Every record below is to be retyped exactly.

----------------------------------------

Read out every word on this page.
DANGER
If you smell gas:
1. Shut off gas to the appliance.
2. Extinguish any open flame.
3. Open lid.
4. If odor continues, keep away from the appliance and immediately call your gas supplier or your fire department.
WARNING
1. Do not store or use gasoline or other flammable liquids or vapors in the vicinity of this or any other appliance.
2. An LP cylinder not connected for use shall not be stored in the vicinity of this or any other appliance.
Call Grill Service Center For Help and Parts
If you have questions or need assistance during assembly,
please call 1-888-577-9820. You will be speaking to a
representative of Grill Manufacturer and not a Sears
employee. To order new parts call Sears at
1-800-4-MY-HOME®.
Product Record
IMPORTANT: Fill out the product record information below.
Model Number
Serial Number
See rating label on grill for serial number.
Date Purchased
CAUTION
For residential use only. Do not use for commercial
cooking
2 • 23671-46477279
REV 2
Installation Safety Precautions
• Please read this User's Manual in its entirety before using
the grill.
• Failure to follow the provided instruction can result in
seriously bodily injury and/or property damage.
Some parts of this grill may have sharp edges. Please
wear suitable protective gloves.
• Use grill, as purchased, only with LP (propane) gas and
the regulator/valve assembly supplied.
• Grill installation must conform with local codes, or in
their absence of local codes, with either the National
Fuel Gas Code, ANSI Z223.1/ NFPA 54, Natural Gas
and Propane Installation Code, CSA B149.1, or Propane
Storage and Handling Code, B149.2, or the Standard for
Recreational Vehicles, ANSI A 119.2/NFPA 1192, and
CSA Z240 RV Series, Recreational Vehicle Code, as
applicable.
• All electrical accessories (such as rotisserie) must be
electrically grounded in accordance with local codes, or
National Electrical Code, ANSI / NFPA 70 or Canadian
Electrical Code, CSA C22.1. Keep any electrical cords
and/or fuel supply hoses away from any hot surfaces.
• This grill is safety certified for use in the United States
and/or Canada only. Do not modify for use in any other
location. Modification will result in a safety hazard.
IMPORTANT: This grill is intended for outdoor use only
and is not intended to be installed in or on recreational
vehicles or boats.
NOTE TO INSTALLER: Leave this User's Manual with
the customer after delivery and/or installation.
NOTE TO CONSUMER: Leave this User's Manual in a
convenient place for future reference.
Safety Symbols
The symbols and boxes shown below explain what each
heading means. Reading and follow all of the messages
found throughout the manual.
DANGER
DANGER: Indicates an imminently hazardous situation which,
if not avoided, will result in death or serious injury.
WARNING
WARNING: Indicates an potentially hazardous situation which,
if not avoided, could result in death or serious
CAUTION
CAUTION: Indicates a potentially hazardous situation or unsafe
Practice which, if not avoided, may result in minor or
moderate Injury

----------------------------------------

Exercise response >>
Read out every word on this page.
DANGER
If you smell gas:
1. Shut off gas to the appliance.
2. Extinguish any open flame.
3. Open lid.
4. If odor continues, keep away from the appliance and immediately call your gas supplier or your fire department.
WARNING
1. Do not store or use gasoline or other flammable liquids or vapors in the vicinity of this or any other appliance.
2. An LP cylinder not connected for use shall not be stored in the vicinity of this or any other appliance.
Call Grill Service Center For Help and Parts
If you have questions or need assistance during assembly,
please call 1-888-577-9820. You will be speaking to a
representative of Grill Manufacturer and not a Sears
employee. To order new parts call Sears at
1-800-4-MY-HOME®.
Product Record
IMPORTANT: Fill out the product record information below.
Model Number
Serial Number
See rating label on grill for serial number.
Date Purchased
CAUTION
For residential use only. Do not use for commercial
cooking
2 • 23671-46477279
REV 2
Installation Safety Precautions
• Please read this User's Manual in its entirety before using
the grill.
• Failure to follow the provided instruction can result in
seriously bodily injury and/or property damage.
Some parts of this grill may have sharp edges. Please
wear suitable protective gloves.
• Use grill, as purchased, only with LP (propane) gas and
the regulator/valve assembly supplied.
• Grill installation must conform with local codes, or in
their absence of local codes, with either the National
Fuel Gas Code, ANSI Z223.1/ NFPA 54, Natural Gas
and Propane Installation Code, CSA B149.1, or Propane
Storage and Handling Code, B149.2, or the Standard for
Recreational Vehicles, ANSI A 119.2/NFPA 1192, and
CSA Z240 RV Series, Recreational Vehicle Code, as
applicable.
• All electrical accessories (such as rotisserie) must be
electrically grounded in accordance with local codes, or
National Electrical Code, ANSI / NFPA 70 or Canadian
Electrical Code, CSA C22.1. Keep any electrical cords
and/or fuel supply hoses away from any hot surfaces.
• This grill is safety certified for use in the United States
and/or Canada only. Do not modify for use in any other
location. Modification will result in a safety hazard.
IMPORTANT: This grill is intended for outdoor use only
and is not intended to be installed in or on recreational
vehicles or boats.
NOTE TO INSTALLER: Leave this User's Manual with
the customer after delivery and/or installation.
NOTE TO CONSUMER: Leave this User's Manual in a
convenient place for future reference.
Safety Symbols
The symbols and boxes shown below explain what each
heading means. Reading and follow all of the messages
found throughout the manual.
DANGER
DANGER: Indicates an imminently hazardous situation which,
if not avoided, will result in death or serious injury.
WARNING
WARNING: Indicates an potentially hazardous situation which,
if not avoided, could result in death or serious
CAUTION
CAUTION: Indicates a potentially hazardous situation or unsafe
Practice which, if not avoided, may result in minor or
moderate Injury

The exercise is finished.